** Start of Data to process **
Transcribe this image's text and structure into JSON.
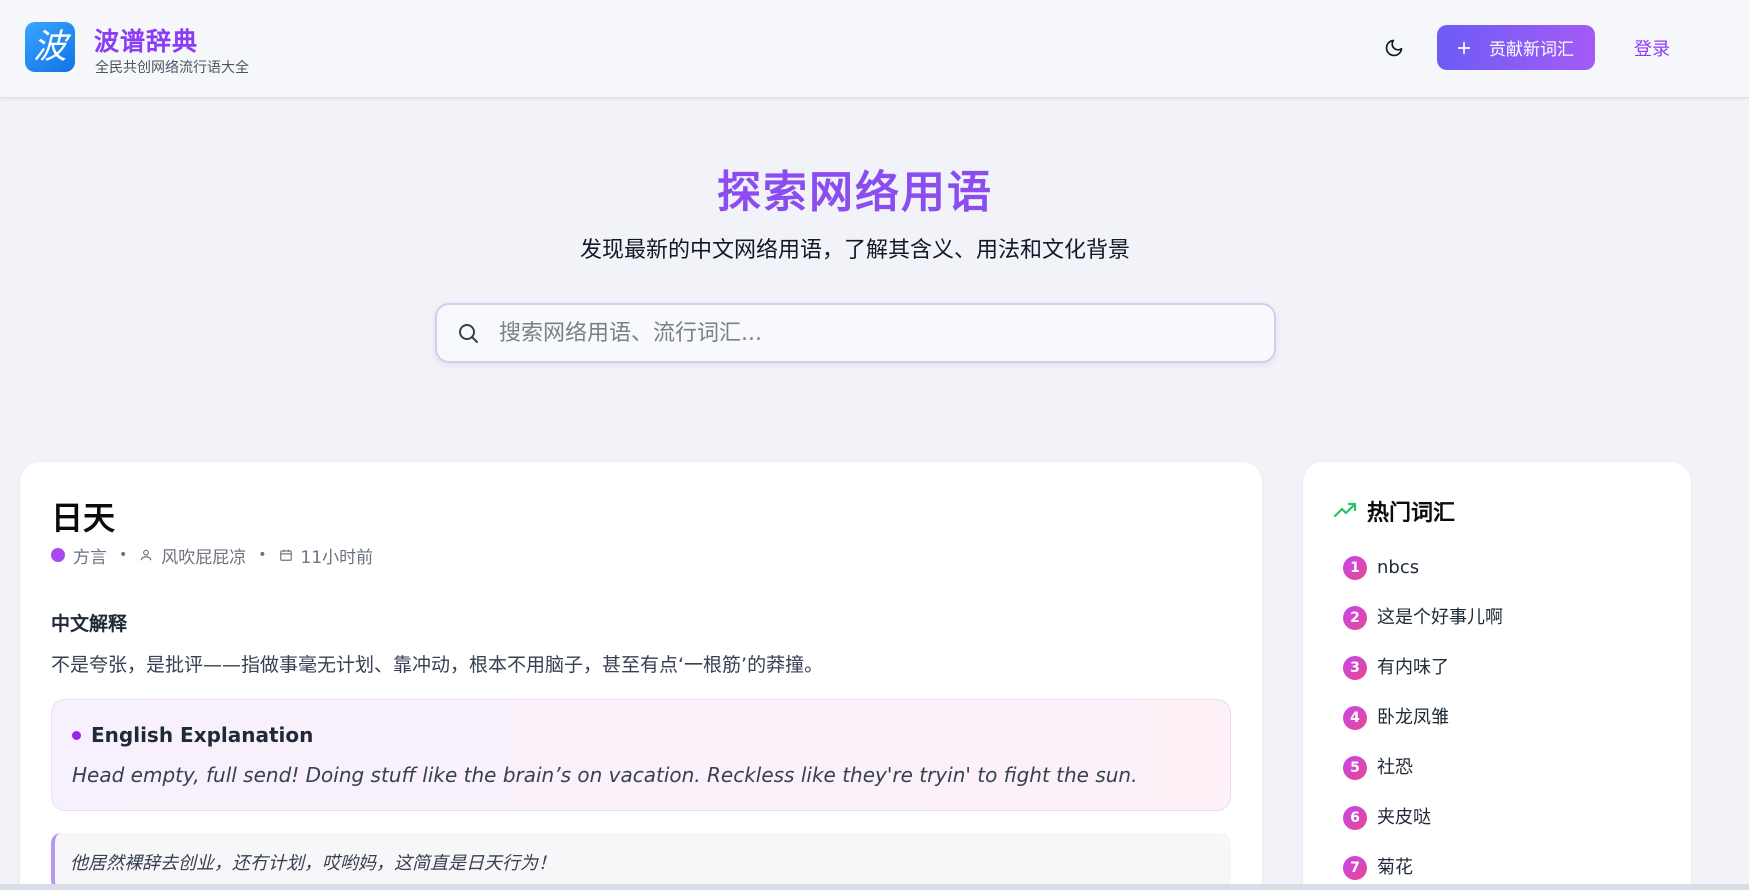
{
  "header": {
    "logo_glyph": "波",
    "brand_title": "波谱辞典",
    "brand_subtitle": "全民共创网络流行语大全",
    "contribute_label": "贡献新词汇",
    "login_label": "登录"
  },
  "hero": {
    "title": "探索网络用语",
    "subtitle": "发现最新的中文网络用语，了解其含义、用法和文化背景",
    "search_placeholder": "搜索网络用语、流行词汇..."
  },
  "word": {
    "title": "日天",
    "category": "方言",
    "author": "风吹屁屁凉",
    "time": "11小时前",
    "cn_label": "中文解释",
    "cn_text": "不是夸张，是批评——指做事毫无计划、靠冲动，根本不用脑子，甚至有点‘一根筋’的莽撞。",
    "en_label": "English Explanation",
    "en_text": "Head empty, full send! Doing stuff like the brain’s on vacation. Reckless like they're tryin' to fight the sun.",
    "example": "他居然裸辞去创业，还冇计划，哎哟妈，这简直是日天行为！"
  },
  "trending": {
    "title": "热门词汇",
    "items": [
      {
        "rank": "1",
        "label": "nbcs"
      },
      {
        "rank": "2",
        "label": "这是个好事儿啊"
      },
      {
        "rank": "3",
        "label": "有内味了"
      },
      {
        "rank": "4",
        "label": "卧龙凤雏"
      },
      {
        "rank": "5",
        "label": "社恐"
      },
      {
        "rank": "6",
        "label": "夹皮哒"
      },
      {
        "rank": "7",
        "label": "菊花"
      }
    ]
  },
  "colors": {
    "brand": "#8b3cf7",
    "category_dot": "#a64bf0",
    "trend_icon": "#22c55e"
  }
}
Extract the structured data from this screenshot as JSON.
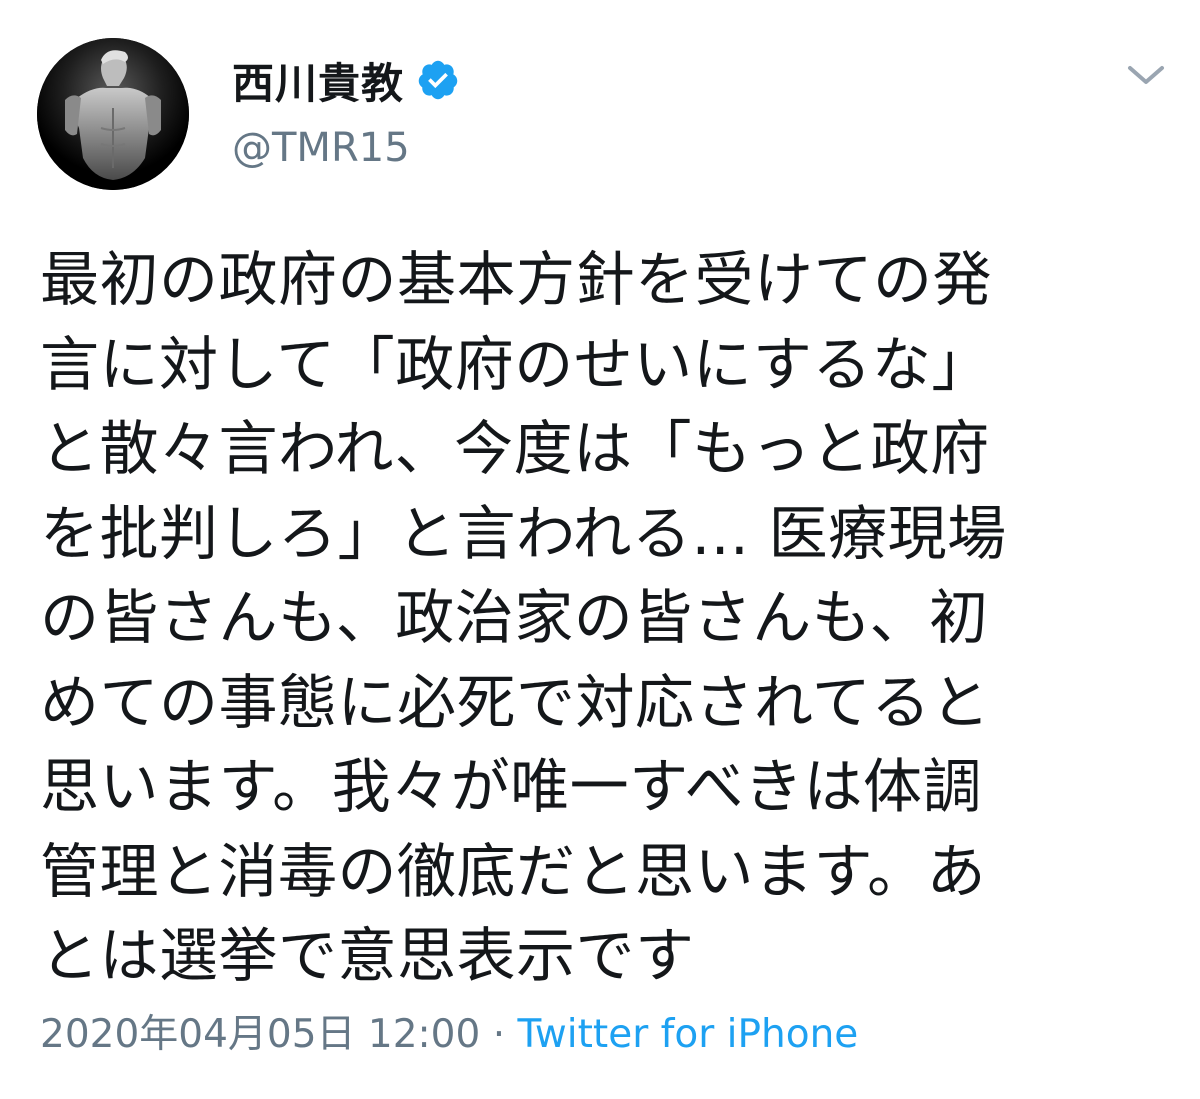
{
  "author": {
    "display_name": "西川貴教",
    "handle": "@TMR15",
    "verified": true
  },
  "tweet": {
    "text": "最初の政府の基本方針を受けての発\n言に対して「政府のせいにするな」\nと散々言われ、今度は「もっと政府\nを批判しろ」と言われる... 医療現場\nの皆さんも、政治家の皆さんも、初\nめての事態に必死で対応されてると\n思います。我々が唯一すべきは体調\n管理と消毒の徹底だと思います。あ\nとは選挙で意思表示です"
  },
  "meta": {
    "timestamp": "2020年04月05日 12:00",
    "separator": "·",
    "source": "Twitter for iPhone"
  },
  "icons": {
    "verified": "verified-badge-icon",
    "caret": "chevron-down-icon",
    "avatar": "profile-photo"
  },
  "colors": {
    "accent": "#1da1f2",
    "secondary_text": "#657786",
    "primary_text": "#14171a"
  }
}
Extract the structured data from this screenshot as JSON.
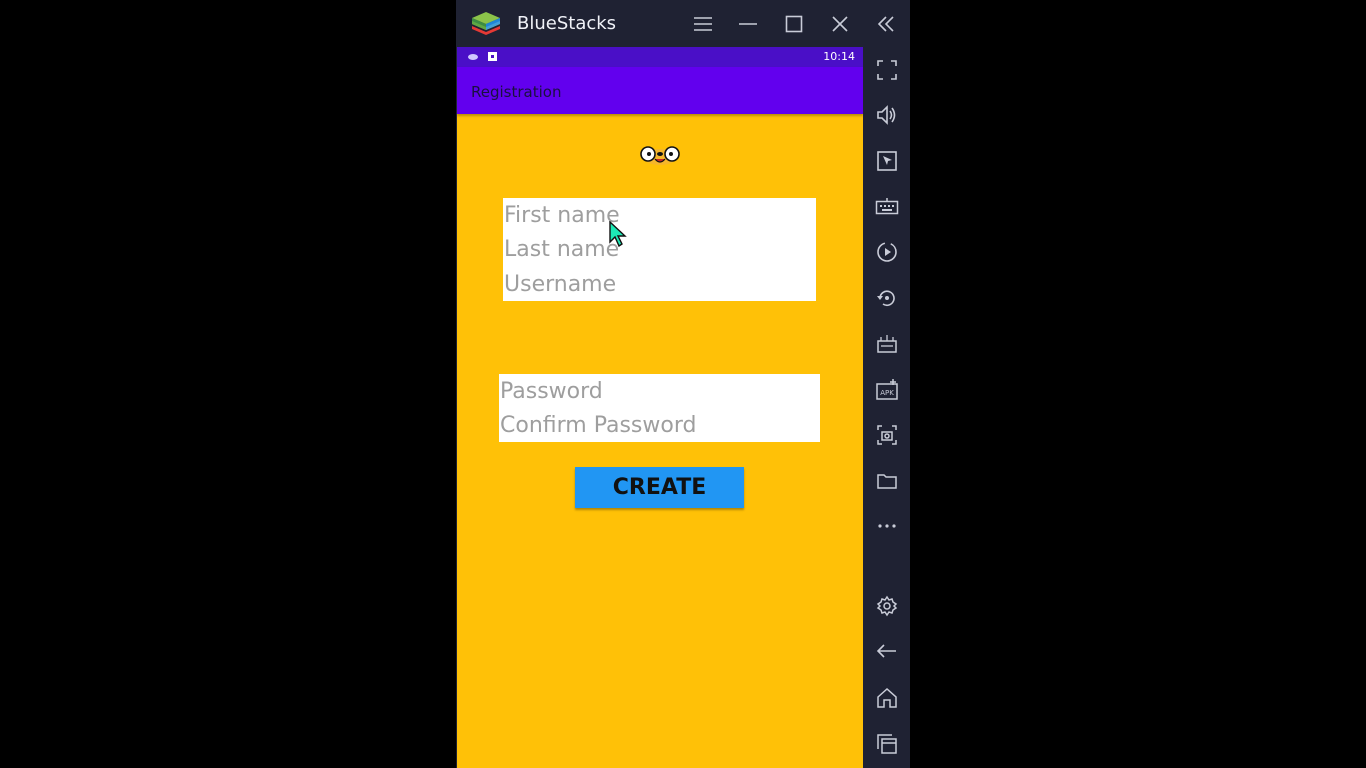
** End of Data to process **
Set down the complete material exactly, but do not include the images.

Transcribe this image's text and structure into JSON.
{
  "header": {
    "logo_glyph": "波",
    "brand_title": "波谱辞典",
    "brand_subtitle": "全民共创网络流行语大全",
    "contribute_label": "贡献新词汇",
    "login_label": "登录"
  },
  "hero": {
    "title": "探索网络用语",
    "subtitle": "发现最新的中文网络用语，了解其含义、用法和文化背景",
    "search_placeholder": "搜索网络用语、流行词汇..."
  },
  "word": {
    "title": "日天",
    "category": "方言",
    "author": "风吹屁屁凉",
    "time": "11小时前",
    "cn_label": "中文解释",
    "cn_text": "不是夸张，是批评——指做事毫无计划、靠冲动，根本不用脑子，甚至有点‘一根筋’的莽撞。",
    "en_label": "English Explanation",
    "en_text": "Head empty, full send! Doing stuff like the brain’s on vacation. Reckless like they're tryin' to fight the sun.",
    "example": "他居然裸辞去创业，还冇计划，哎哟妈，这简直是日天行为！"
  },
  "trending": {
    "title": "热门词汇",
    "items": [
      {
        "rank": "1",
        "label": "nbcs"
      },
      {
        "rank": "2",
        "label": "这是个好事儿啊"
      },
      {
        "rank": "3",
        "label": "有内味了"
      },
      {
        "rank": "4",
        "label": "卧龙凤雏"
      },
      {
        "rank": "5",
        "label": "社恐"
      },
      {
        "rank": "6",
        "label": "夹皮哒"
      },
      {
        "rank": "7",
        "label": "菊花"
      }
    ]
  },
  "colors": {
    "brand": "#8b3cf7",
    "category_dot": "#a64bf0",
    "trend_icon": "#22c55e"
  }
}
Extract the structured data from this screenshot as JSON.
{
  "author": {
    "display_name": "西川貴教",
    "handle": "@TMR15",
    "verified": true
  },
  "tweet": {
    "text": "最初の政府の基本方針を受けての発\n言に対して「政府のせいにするな」\nと散々言われ、今度は「もっと政府\nを批判しろ」と言われる... 医療現場\nの皆さんも、政治家の皆さんも、初\nめての事態に必死で対応されてると\n思います。我々が唯一すべきは体調\n管理と消毒の徹底だと思います。あ\nとは選挙で意思表示です"
  },
  "meta": {
    "timestamp": "2020年04月05日 12:00",
    "separator": "·",
    "source": "Twitter for iPhone"
  },
  "icons": {
    "verified": "verified-badge-icon",
    "caret": "chevron-down-icon",
    "avatar": "profile-photo"
  },
  "colors": {
    "accent": "#1da1f2",
    "secondary_text": "#657786",
    "primary_text": "#14171a"
  }
}
Extract the structured data from this screenshot as JSON.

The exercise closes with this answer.